* Exercise directions: Determine how many lines include "Aytac". Give the number and nothing else.

* Available data:
────────────────
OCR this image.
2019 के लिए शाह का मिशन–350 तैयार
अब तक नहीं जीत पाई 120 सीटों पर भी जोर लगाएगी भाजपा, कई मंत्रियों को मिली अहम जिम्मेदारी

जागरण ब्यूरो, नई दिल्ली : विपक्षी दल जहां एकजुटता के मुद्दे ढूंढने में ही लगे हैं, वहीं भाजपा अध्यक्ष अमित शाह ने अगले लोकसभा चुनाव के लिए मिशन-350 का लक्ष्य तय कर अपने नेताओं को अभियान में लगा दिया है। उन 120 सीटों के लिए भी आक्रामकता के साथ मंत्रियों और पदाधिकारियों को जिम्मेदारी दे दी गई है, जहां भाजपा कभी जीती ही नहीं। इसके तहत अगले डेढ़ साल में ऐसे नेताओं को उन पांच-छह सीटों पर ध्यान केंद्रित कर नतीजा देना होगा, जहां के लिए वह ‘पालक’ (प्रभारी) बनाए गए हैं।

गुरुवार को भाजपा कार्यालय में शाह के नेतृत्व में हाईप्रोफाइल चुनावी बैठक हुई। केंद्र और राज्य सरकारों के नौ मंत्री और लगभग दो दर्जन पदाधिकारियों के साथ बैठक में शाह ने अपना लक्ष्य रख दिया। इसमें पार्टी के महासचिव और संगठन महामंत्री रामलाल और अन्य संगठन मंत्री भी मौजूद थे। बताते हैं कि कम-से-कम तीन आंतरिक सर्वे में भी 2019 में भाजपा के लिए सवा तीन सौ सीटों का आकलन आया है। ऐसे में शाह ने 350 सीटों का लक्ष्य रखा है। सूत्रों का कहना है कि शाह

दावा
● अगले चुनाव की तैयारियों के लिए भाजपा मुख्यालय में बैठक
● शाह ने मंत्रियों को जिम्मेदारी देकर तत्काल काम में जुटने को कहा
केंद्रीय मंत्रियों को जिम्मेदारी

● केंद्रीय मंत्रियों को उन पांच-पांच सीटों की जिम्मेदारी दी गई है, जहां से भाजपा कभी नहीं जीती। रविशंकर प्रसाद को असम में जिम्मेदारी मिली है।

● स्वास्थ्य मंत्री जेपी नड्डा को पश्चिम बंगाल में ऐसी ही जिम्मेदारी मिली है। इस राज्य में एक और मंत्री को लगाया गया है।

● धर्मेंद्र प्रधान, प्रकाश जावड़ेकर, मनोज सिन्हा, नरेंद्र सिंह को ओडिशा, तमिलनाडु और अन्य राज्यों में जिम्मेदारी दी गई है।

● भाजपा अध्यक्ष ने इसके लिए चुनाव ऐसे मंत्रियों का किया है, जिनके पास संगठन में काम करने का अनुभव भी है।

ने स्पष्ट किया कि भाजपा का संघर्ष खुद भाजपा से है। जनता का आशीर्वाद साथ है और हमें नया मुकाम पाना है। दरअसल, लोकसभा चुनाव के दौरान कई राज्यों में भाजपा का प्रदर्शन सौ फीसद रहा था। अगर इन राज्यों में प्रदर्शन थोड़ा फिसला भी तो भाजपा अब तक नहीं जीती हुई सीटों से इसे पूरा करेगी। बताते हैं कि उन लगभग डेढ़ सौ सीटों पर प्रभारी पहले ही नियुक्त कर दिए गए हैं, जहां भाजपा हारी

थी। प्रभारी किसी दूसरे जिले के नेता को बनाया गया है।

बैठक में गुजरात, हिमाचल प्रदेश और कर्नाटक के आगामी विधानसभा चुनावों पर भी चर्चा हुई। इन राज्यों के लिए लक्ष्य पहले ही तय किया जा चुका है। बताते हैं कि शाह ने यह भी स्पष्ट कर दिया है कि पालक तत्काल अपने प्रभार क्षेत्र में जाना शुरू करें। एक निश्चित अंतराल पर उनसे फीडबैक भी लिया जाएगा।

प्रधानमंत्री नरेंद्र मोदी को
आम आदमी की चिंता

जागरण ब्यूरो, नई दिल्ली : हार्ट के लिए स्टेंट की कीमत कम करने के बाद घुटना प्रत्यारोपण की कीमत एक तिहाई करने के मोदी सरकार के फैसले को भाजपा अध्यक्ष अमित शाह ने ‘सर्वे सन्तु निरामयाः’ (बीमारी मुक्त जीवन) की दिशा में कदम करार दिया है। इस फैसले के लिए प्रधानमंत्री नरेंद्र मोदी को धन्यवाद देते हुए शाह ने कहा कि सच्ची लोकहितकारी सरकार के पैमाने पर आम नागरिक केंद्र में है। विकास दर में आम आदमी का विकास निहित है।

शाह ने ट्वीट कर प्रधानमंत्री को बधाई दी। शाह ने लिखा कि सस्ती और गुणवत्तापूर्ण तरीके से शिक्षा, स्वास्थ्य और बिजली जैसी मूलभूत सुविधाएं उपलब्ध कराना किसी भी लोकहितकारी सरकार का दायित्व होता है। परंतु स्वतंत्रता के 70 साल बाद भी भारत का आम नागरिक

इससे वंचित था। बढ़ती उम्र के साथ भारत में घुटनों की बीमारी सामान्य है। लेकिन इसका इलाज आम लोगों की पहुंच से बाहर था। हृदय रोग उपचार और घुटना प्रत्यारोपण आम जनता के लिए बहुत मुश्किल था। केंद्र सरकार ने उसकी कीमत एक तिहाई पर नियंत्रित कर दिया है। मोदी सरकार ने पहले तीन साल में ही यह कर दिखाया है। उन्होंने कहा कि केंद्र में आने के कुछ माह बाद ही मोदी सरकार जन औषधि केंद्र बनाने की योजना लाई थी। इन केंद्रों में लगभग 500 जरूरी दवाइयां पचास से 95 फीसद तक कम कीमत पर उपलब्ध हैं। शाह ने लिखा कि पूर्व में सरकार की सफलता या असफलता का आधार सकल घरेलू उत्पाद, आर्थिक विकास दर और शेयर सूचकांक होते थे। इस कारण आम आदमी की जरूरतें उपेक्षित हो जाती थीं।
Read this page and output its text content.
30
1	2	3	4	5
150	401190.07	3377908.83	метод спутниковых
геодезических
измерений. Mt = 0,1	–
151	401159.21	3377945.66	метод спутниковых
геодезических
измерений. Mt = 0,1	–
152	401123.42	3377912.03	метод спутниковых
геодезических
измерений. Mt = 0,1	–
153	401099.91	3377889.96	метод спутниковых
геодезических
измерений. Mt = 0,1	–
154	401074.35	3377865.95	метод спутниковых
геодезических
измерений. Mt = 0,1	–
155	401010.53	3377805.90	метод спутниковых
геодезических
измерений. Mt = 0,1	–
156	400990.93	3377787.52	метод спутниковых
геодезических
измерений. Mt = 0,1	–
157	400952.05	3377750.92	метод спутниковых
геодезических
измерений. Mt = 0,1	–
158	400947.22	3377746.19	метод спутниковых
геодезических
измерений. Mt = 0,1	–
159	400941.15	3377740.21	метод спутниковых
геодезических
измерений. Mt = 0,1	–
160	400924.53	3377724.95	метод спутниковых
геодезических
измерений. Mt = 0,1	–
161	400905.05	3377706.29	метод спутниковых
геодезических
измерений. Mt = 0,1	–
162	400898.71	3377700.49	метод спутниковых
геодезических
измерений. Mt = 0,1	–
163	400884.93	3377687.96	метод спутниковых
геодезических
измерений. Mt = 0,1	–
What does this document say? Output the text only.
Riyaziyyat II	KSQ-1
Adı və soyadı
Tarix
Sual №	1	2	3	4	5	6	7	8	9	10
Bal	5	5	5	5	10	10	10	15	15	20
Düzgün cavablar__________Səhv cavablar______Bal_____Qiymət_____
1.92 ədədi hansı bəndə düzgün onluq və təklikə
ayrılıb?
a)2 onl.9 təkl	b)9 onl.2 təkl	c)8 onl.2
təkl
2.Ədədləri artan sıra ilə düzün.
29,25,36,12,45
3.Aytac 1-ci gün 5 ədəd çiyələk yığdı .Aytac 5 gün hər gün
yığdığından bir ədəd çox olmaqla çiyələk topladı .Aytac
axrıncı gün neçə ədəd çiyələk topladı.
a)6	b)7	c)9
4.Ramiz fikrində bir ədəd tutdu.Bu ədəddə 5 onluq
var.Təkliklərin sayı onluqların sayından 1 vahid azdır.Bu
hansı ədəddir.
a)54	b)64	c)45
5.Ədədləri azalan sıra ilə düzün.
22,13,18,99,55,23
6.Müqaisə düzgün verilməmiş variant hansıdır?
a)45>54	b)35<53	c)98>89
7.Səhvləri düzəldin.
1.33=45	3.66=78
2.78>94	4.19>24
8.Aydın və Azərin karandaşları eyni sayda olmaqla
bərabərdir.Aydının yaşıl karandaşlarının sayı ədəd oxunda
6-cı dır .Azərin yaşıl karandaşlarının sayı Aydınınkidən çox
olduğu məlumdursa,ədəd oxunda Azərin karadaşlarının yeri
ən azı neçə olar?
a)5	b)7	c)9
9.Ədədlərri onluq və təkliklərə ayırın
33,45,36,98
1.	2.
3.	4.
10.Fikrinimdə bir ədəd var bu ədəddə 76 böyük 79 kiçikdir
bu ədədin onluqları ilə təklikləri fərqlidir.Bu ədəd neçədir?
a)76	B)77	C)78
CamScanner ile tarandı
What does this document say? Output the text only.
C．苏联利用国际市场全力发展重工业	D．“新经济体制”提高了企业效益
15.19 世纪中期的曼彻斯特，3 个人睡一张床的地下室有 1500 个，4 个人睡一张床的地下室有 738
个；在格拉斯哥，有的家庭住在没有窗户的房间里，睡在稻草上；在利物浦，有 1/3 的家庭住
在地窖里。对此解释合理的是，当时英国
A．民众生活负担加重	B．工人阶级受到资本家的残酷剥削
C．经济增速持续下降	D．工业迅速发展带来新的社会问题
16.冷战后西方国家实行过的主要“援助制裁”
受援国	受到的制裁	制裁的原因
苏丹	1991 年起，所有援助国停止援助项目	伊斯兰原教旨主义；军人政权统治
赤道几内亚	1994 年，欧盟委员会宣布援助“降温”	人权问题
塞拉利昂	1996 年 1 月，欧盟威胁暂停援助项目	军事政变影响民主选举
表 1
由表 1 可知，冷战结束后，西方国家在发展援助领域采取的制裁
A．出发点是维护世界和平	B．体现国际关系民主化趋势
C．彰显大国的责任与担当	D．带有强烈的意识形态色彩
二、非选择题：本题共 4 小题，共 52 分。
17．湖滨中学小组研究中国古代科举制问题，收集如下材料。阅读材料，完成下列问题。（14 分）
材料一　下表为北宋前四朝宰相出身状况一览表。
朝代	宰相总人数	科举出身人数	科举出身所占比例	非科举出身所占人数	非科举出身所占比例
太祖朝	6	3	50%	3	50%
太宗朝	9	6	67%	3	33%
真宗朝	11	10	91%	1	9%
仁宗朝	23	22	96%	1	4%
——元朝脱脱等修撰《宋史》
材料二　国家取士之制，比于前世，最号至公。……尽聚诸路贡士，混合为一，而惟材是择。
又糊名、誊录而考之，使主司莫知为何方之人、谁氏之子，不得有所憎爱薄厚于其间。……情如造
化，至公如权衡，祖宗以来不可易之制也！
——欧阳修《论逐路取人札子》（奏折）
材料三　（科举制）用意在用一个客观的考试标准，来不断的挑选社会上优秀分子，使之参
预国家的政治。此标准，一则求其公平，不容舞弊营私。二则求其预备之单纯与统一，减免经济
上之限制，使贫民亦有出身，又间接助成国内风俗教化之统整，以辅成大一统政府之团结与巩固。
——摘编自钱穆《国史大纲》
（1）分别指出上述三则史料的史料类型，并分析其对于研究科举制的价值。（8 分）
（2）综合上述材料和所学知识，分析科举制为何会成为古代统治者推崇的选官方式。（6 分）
────────────────
* Response to this task: 2